Saved data entries:
--------

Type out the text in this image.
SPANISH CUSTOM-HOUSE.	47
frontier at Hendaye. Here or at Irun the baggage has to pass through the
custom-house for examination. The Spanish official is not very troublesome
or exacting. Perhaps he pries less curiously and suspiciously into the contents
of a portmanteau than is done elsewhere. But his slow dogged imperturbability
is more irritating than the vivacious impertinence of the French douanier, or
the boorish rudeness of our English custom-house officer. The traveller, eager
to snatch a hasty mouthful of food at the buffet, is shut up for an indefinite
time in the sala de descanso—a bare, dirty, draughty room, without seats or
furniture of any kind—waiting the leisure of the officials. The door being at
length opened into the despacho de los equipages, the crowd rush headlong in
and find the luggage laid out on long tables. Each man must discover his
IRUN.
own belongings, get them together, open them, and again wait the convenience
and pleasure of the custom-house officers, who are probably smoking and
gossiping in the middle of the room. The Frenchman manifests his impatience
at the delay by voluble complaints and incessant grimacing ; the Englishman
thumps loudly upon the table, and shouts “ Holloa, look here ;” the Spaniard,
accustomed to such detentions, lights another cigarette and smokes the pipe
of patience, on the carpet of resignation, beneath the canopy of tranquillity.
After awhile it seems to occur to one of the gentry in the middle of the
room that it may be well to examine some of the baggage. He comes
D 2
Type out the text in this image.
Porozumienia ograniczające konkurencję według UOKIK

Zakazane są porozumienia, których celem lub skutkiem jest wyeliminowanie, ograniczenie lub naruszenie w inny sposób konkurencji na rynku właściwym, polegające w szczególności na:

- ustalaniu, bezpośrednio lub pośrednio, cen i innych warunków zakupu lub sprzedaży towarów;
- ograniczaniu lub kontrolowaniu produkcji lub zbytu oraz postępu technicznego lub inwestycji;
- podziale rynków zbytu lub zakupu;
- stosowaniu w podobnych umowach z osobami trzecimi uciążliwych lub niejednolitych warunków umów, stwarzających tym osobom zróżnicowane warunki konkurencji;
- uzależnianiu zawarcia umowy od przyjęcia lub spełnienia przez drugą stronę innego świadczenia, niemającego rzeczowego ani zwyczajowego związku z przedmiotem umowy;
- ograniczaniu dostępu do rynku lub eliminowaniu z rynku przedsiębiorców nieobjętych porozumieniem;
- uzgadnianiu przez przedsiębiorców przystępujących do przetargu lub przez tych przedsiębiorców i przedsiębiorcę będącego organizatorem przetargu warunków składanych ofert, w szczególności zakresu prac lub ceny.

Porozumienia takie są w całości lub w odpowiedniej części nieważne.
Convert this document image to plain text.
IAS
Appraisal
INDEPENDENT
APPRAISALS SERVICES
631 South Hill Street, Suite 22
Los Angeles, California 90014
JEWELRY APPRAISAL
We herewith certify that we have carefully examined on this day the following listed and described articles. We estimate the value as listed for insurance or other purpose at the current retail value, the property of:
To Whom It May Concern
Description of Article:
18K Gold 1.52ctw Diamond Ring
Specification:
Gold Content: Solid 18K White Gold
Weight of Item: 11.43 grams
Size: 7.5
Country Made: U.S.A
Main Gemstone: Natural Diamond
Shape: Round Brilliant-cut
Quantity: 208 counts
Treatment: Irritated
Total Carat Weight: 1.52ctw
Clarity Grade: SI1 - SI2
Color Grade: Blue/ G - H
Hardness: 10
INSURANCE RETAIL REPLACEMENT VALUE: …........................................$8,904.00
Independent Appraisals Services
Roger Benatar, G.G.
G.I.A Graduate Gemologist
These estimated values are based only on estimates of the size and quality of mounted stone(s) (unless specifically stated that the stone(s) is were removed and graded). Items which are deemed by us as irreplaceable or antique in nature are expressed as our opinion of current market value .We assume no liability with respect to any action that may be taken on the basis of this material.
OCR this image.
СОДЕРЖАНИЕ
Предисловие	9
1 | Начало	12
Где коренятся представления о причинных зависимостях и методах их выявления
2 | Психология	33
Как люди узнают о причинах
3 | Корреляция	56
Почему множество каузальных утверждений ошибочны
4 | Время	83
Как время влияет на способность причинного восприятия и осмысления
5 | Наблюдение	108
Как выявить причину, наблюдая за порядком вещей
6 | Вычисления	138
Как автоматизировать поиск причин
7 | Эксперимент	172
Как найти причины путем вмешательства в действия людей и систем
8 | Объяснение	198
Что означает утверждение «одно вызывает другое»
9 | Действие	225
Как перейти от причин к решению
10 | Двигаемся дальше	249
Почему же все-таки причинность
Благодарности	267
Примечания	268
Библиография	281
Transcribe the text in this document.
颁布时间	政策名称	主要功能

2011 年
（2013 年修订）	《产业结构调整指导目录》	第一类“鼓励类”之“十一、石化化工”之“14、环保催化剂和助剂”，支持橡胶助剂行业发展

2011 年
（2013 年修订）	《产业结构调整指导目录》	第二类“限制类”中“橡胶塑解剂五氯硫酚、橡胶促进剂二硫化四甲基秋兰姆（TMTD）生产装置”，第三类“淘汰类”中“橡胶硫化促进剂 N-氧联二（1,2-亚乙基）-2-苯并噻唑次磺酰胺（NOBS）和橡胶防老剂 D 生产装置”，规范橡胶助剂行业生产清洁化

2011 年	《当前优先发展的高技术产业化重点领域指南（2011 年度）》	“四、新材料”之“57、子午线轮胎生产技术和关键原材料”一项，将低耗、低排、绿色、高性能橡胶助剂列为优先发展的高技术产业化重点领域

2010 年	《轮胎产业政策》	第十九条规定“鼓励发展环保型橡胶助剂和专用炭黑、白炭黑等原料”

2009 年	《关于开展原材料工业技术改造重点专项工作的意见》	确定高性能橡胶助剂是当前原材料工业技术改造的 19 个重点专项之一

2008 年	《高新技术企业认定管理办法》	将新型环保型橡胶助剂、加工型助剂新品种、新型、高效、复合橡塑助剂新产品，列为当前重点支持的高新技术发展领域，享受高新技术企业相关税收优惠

--------

Exercise task: In the records, locate each line holding the string "ograniczaniu" and copy it.

Solution for this problem:
- ograniczaniu lub kontrolowaniu produkcji lub zbytu oraz postępu technicznego lub inwestycji;
- ograniczaniu dostępu do rynku lub eliminowaniu z rynku przedsiębiorców nieobjętych porozumieniem;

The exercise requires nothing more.